- Your objective
Print every line of the data below verbatim, changing nothing.

═════ Data entries

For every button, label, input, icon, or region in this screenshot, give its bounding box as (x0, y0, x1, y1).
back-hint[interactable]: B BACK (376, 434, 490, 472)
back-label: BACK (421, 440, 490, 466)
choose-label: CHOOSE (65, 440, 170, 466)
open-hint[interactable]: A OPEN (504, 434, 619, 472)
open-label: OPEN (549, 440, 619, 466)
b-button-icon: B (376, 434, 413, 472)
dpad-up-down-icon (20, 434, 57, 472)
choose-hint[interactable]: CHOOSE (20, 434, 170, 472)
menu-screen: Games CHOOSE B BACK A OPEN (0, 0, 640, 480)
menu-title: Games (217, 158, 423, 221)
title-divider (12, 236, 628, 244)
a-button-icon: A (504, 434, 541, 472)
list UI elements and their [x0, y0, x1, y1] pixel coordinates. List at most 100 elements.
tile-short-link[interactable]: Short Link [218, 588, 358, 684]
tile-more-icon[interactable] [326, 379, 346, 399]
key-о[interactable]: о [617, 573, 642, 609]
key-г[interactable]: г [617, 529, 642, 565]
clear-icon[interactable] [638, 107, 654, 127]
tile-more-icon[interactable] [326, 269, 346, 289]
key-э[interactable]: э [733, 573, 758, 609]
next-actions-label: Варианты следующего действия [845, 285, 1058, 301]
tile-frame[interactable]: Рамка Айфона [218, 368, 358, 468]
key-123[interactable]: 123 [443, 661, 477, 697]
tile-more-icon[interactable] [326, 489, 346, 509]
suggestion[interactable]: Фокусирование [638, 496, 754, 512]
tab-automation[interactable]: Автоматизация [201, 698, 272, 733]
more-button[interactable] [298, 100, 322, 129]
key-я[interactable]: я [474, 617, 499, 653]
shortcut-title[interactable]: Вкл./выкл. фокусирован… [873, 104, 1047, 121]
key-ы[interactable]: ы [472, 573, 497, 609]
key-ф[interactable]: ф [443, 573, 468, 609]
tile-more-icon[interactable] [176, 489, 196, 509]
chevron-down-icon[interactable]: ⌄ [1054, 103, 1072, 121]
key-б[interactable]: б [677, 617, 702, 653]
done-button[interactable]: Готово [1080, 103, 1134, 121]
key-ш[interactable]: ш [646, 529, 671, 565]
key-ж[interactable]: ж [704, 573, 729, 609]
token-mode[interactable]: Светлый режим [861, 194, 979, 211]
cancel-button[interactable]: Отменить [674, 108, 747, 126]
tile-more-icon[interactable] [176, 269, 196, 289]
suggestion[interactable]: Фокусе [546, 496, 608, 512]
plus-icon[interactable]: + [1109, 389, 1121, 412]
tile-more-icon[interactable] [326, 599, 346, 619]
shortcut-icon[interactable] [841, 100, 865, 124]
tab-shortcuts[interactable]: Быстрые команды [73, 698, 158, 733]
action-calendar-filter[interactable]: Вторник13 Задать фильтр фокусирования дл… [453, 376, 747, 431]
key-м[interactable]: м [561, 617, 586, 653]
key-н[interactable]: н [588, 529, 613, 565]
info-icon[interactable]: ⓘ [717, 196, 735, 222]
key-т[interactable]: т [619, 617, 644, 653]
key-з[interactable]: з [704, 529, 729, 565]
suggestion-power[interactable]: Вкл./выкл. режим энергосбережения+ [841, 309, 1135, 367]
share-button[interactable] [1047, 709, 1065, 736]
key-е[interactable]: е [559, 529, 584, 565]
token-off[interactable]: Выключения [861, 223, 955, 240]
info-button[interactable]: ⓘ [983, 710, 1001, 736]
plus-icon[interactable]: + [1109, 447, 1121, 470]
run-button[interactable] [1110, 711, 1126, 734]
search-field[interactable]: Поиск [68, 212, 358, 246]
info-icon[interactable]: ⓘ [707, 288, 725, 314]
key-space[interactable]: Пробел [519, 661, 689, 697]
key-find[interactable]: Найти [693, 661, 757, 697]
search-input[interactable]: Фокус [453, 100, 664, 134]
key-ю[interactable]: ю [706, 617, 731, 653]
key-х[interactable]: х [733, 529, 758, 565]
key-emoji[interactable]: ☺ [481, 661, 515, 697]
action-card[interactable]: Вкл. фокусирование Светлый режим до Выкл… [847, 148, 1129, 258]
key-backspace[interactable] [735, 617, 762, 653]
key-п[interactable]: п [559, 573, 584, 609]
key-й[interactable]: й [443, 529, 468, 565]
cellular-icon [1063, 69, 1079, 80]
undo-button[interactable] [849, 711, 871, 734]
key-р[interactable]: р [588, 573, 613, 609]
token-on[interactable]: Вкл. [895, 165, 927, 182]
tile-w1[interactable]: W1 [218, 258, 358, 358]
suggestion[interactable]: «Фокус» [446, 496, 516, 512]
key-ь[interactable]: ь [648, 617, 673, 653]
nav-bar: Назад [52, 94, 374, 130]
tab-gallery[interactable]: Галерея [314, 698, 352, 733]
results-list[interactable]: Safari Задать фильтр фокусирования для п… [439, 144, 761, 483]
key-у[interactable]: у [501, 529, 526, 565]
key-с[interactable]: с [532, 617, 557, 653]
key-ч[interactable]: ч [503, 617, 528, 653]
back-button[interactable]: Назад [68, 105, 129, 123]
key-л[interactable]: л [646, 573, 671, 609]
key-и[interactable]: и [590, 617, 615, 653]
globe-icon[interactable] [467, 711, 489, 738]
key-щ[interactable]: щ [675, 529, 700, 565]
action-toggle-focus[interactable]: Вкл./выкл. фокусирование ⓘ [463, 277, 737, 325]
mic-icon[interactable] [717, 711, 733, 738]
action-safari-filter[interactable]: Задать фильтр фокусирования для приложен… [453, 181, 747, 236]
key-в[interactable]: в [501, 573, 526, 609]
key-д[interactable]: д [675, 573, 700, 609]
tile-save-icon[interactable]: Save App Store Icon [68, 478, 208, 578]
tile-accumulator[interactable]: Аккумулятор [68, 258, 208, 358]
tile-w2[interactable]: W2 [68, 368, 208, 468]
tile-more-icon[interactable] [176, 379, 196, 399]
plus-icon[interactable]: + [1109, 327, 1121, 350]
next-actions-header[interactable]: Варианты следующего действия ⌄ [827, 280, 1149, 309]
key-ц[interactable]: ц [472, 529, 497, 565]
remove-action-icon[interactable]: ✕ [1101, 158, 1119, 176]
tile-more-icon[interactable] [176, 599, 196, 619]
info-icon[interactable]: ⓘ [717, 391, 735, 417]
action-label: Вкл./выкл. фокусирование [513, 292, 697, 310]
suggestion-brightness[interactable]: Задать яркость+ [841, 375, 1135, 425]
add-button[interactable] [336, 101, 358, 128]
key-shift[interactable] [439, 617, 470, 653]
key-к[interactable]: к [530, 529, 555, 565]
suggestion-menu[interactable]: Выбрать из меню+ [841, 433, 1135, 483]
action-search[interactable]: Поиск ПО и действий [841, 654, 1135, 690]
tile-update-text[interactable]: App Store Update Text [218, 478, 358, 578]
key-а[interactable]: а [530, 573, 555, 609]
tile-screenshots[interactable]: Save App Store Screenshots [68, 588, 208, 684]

══════════

- Answer to the exercise
For every button, label, input, icon, or region in this screenshot, give its bounding box as (x0, y0, x1, y1).
back-hint[interactable]: B BACK (376, 434, 490, 472)
back-label: BACK (421, 440, 490, 466)
choose-label: CHOOSE (65, 440, 170, 466)
open-hint[interactable]: A OPEN (504, 434, 619, 472)
open-label: OPEN (549, 440, 619, 466)
b-button-icon: B (376, 434, 413, 472)
dpad-up-down-icon (20, 434, 57, 472)
choose-hint[interactable]: CHOOSE (20, 434, 170, 472)
menu-screen: Games CHOOSE B BACK A OPEN (0, 0, 640, 480)
menu-title: Games (217, 158, 423, 221)
title-divider (12, 236, 628, 244)
a-button-icon: A (504, 434, 541, 472)
list UI elements and their [x0, y0, x1, y1] pixel coordinates. List at most 100 elements.
tile-short-link[interactable]: Short Link [218, 588, 358, 684]
tile-more-icon[interactable] [326, 379, 346, 399]
key-о[interactable]: о [617, 573, 642, 609]
key-г[interactable]: г [617, 529, 642, 565]
clear-icon[interactable] [638, 107, 654, 127]
tile-more-icon[interactable] [326, 269, 346, 289]
key-э[interactable]: э [733, 573, 758, 609]
next-actions-label: Варианты следующего действия [845, 285, 1058, 301]
tile-frame[interactable]: Рамка Айфона [218, 368, 358, 468]
key-123[interactable]: 123 [443, 661, 477, 697]
tile-more-icon[interactable] [326, 489, 346, 509]
suggestion[interactable]: Фокусирование [638, 496, 754, 512]
tab-automation[interactable]: Автоматизация [201, 698, 272, 733]
more-button[interactable] [298, 100, 322, 129]
key-я[interactable]: я [474, 617, 499, 653]
shortcut-title[interactable]: Вкл./выкл. фокусирован… [873, 104, 1047, 121]
key-ы[interactable]: ы [472, 573, 497, 609]
key-ф[interactable]: ф [443, 573, 468, 609]
tile-more-icon[interactable] [176, 489, 196, 509]
chevron-down-icon[interactable]: ⌄ [1054, 103, 1072, 121]
key-б[interactable]: б [677, 617, 702, 653]
done-button[interactable]: Готово [1080, 103, 1134, 121]
key-ш[interactable]: ш [646, 529, 671, 565]
key-ж[interactable]: ж [704, 573, 729, 609]
token-mode[interactable]: Светлый режим [861, 194, 979, 211]
cancel-button[interactable]: Отменить [674, 108, 747, 126]
tile-more-icon[interactable] [176, 269, 196, 289]
suggestion[interactable]: Фокусе [546, 496, 608, 512]
plus-icon[interactable]: + [1109, 389, 1121, 412]
tile-more-icon[interactable] [326, 599, 346, 619]
shortcut-icon[interactable] [841, 100, 865, 124]
tab-shortcuts[interactable]: Быстрые команды [73, 698, 158, 733]
action-calendar-filter[interactable]: Вторник13 Задать фильтр фокусирования дл… [453, 376, 747, 431]
key-м[interactable]: м [561, 617, 586, 653]
key-н[interactable]: н [588, 529, 613, 565]
info-icon[interactable]: ⓘ [717, 196, 735, 222]
key-т[interactable]: т [619, 617, 644, 653]
key-з[interactable]: з [704, 529, 729, 565]
suggestion-power[interactable]: Вкл./выкл. режим энергосбережения+ [841, 309, 1135, 367]
share-button[interactable] [1047, 709, 1065, 736]
key-е[interactable]: е [559, 529, 584, 565]
token-off[interactable]: Выключения [861, 223, 955, 240]
info-button[interactable]: ⓘ [983, 710, 1001, 736]
plus-icon[interactable]: + [1109, 447, 1121, 470]
run-button[interactable] [1110, 711, 1126, 734]
search-field[interactable]: Поиск [68, 212, 358, 246]
info-icon[interactable]: ⓘ [707, 288, 725, 314]
key-space[interactable]: Пробел [519, 661, 689, 697]
key-find[interactable]: Найти [693, 661, 757, 697]
search-input[interactable]: Фокус [453, 100, 664, 134]
key-ю[interactable]: ю [706, 617, 731, 653]
key-х[interactable]: х [733, 529, 758, 565]
key-emoji[interactable]: ☺ [481, 661, 515, 697]
action-card[interactable]: Вкл. фокусирование Светлый режим до Выкл… [847, 148, 1129, 258]
key-backspace[interactable] [735, 617, 762, 653]
key-п[interactable]: п [559, 573, 584, 609]
key-й[interactable]: й [443, 529, 468, 565]
cellular-icon [1063, 69, 1079, 80]
undo-button[interactable] [849, 711, 871, 734]
key-р[interactable]: р [588, 573, 613, 609]
token-on[interactable]: Вкл. [895, 165, 927, 182]
tile-w1[interactable]: W1 [218, 258, 358, 358]
suggestion[interactable]: «Фокус» [446, 496, 516, 512]
key-ь[interactable]: ь [648, 617, 673, 653]
nav-bar: Назад [52, 94, 374, 130]
tab-gallery[interactable]: Галерея [314, 698, 352, 733]
results-list[interactable]: Safari Задать фильтр фокусирования для п… [439, 144, 761, 483]
key-у[interactable]: у [501, 529, 526, 565]
key-с[interactable]: с [532, 617, 557, 653]
key-ч[interactable]: ч [503, 617, 528, 653]
back-button[interactable]: Назад [68, 105, 129, 123]
key-л[interactable]: л [646, 573, 671, 609]
key-и[interactable]: и [590, 617, 615, 653]
globe-icon[interactable] [467, 711, 489, 738]
key-щ[interactable]: щ [675, 529, 700, 565]
action-toggle-focus[interactable]: Вкл./выкл. фокусирование ⓘ [463, 277, 737, 325]
mic-icon[interactable] [717, 711, 733, 738]
action-safari-filter[interactable]: Задать фильтр фокусирования для приложен… [453, 181, 747, 236]
key-в[interactable]: в [501, 573, 526, 609]
key-д[interactable]: д [675, 573, 700, 609]
tile-save-icon[interactable]: Save App Store Icon [68, 478, 208, 578]
tile-accumulator[interactable]: Аккумулятор [68, 258, 208, 358]
tile-w2[interactable]: W2 [68, 368, 208, 468]
tile-more-icon[interactable] [176, 379, 196, 399]
plus-icon[interactable]: + [1109, 327, 1121, 350]
next-actions-header[interactable]: Варианты следующего действия ⌄ [827, 280, 1149, 309]
key-ц[interactable]: ц [472, 529, 497, 565]
remove-action-icon[interactable]: ✕ [1101, 158, 1119, 176]
tile-more-icon[interactable] [176, 599, 196, 619]
info-icon[interactable]: ⓘ [717, 391, 735, 417]
action-label: Вкл./выкл. фокусирование [513, 292, 697, 310]
suggestion-brightness[interactable]: Задать яркость+ [841, 375, 1135, 425]
add-button[interactable] [336, 101, 358, 128]
key-shift[interactable] [439, 617, 470, 653]
key-к[interactable]: к [530, 529, 555, 565]
suggestion-menu[interactable]: Выбрать из меню+ [841, 433, 1135, 483]
action-search[interactable]: Поиск ПО и действий [841, 654, 1135, 690]
tile-update-text[interactable]: App Store Update Text [218, 478, 358, 578]
key-а[interactable]: а [530, 573, 555, 609]
tile-screenshots[interactable]: Save App Store Screenshots [68, 588, 208, 684]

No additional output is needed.